= EXERCISE =
Locate each line with the string "moments" in the listing below and copy it.
··· DATA LISTING ···
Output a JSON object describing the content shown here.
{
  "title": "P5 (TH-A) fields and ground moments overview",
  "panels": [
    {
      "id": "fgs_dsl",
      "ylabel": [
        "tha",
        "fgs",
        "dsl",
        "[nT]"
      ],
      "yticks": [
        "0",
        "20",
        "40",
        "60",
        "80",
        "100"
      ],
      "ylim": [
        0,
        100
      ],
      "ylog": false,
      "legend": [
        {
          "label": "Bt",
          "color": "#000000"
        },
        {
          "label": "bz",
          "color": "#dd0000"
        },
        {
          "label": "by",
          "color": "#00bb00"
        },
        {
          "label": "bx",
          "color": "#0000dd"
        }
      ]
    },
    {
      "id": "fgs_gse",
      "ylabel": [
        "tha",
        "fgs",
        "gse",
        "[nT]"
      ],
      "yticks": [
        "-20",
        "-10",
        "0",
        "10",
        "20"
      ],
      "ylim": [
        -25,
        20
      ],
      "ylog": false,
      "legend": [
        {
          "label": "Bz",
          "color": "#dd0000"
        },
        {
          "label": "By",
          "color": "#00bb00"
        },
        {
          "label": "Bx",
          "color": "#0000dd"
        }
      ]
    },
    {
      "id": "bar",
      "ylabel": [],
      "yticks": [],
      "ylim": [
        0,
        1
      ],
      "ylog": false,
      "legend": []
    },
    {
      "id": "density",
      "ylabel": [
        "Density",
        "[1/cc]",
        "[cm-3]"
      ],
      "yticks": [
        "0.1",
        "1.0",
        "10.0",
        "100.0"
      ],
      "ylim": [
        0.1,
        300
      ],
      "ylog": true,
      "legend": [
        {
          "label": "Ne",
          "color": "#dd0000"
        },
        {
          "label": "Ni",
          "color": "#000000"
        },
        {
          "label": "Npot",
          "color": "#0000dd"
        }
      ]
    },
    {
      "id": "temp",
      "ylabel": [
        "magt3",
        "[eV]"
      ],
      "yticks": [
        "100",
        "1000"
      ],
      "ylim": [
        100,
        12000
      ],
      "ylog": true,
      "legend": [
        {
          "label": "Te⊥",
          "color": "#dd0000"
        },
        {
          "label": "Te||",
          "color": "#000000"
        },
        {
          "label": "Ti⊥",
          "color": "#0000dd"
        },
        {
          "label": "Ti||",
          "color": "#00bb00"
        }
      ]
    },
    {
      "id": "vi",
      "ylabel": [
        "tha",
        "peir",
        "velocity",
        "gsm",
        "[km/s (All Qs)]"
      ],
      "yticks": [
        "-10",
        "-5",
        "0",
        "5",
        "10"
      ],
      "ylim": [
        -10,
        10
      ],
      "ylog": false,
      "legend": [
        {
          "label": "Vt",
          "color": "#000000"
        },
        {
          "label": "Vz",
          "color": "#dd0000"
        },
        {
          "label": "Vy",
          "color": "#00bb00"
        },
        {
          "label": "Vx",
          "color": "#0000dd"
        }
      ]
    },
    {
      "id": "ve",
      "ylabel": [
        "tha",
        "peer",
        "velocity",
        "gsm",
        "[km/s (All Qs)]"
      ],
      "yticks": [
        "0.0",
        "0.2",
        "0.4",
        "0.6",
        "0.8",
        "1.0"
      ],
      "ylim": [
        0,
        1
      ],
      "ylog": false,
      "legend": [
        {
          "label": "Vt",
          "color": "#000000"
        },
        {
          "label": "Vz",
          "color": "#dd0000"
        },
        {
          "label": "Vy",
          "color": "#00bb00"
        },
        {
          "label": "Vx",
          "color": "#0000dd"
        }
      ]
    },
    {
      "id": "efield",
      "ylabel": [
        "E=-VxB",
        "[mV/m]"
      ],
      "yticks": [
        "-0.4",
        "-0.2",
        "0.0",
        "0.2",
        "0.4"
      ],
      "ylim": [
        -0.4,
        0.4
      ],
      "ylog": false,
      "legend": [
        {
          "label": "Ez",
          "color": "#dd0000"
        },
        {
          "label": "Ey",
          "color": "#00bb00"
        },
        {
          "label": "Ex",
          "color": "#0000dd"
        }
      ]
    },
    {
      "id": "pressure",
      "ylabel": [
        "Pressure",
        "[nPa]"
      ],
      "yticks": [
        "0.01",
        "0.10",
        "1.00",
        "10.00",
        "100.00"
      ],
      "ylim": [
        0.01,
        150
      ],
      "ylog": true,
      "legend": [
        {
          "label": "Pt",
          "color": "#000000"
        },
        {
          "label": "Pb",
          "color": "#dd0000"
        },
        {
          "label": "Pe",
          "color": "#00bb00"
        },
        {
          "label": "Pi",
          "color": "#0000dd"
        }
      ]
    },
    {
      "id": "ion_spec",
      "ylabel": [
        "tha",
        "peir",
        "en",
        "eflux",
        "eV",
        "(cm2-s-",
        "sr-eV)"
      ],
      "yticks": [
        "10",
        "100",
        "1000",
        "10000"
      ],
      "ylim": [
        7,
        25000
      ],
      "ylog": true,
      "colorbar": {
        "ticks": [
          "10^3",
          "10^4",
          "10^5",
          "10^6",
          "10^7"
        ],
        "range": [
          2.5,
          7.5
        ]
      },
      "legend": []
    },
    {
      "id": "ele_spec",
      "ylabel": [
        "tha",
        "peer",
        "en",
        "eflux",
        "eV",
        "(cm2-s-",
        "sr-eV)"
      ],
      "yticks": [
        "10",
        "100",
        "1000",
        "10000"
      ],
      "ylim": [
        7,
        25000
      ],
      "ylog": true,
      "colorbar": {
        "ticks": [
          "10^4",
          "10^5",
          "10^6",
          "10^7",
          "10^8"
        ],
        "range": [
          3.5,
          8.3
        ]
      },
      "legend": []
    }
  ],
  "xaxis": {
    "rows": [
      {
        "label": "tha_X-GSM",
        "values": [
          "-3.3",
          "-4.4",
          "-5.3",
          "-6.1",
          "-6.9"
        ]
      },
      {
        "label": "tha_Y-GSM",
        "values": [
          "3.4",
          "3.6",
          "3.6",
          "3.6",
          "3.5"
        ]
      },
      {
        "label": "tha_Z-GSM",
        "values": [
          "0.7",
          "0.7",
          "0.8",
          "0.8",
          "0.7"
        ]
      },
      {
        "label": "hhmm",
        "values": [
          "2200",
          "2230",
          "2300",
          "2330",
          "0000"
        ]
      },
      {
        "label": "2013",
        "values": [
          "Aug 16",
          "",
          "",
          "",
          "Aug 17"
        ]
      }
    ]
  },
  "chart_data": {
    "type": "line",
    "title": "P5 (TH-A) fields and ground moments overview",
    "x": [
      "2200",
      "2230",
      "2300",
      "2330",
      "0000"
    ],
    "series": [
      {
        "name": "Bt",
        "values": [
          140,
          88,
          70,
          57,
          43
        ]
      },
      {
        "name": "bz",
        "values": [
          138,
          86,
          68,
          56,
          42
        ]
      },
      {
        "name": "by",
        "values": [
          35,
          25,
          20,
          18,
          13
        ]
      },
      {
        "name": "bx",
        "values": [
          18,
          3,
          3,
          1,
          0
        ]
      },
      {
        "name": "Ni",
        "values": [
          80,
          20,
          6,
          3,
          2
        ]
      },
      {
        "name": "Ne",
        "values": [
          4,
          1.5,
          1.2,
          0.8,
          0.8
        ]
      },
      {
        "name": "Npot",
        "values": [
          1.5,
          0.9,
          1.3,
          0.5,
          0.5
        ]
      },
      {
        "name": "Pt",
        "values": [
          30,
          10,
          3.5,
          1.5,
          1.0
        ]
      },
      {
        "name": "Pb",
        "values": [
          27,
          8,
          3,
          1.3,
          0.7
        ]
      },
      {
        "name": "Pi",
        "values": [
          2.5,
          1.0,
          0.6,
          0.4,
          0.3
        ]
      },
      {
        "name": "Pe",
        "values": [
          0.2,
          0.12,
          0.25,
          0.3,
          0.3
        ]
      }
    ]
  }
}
···
= WRITTEN ANSWER =
  "title": "P5 (TH-A) fields and ground moments overview",
    "title": "P5 (TH-A) fields and ground moments overview",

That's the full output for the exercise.